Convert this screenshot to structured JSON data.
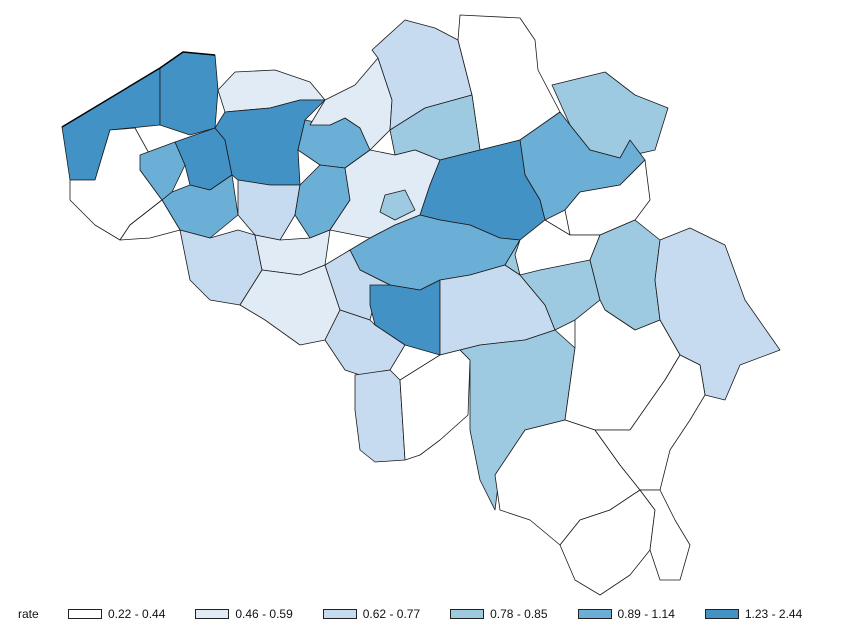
{
  "legend": {
    "title": "rate",
    "classes": [
      {
        "label": "0.22 - 0.44",
        "color": "#ffffff"
      },
      {
        "label": "0.46 - 0.59",
        "color": "#e0ebf6"
      },
      {
        "label": "0.62 - 0.77",
        "color": "#c6dbef"
      },
      {
        "label": "0.78 - 0.85",
        "color": "#9ecae1"
      },
      {
        "label": "0.89 - 1.14",
        "color": "#6baed6"
      },
      {
        "label": "1.23 - 2.44",
        "color": "#4292c6"
      }
    ]
  },
  "map": {
    "subject": "Belgium districts choropleth",
    "variable": "rate"
  }
}
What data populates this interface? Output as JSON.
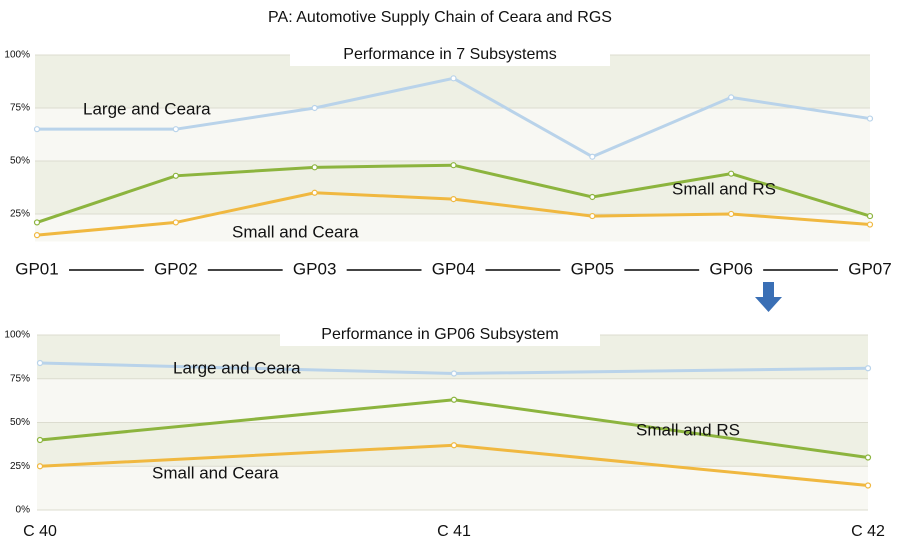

▶ GIVEN EXERCISE
Transcribe each entry precisely as given, leaving the pictures out.

▶ ANSWER TO THE PROBLEM
Convert this screenshot to structured JSON data.
{
  "legend": {
    "title": "rate",
    "classes": [
      {
        "label": "0.22 - 0.44",
        "color": "#ffffff"
      },
      {
        "label": "0.46 - 0.59",
        "color": "#e0ebf6"
      },
      {
        "label": "0.62 - 0.77",
        "color": "#c6dbef"
      },
      {
        "label": "0.78 - 0.85",
        "color": "#9ecae1"
      },
      {
        "label": "0.89 - 1.14",
        "color": "#6baed6"
      },
      {
        "label": "1.23 - 2.44",
        "color": "#4292c6"
      }
    ]
  },
  "map": {
    "subject": "Belgium districts choropleth",
    "variable": "rate"
  }
}
What data populates this interface? Output as JSON.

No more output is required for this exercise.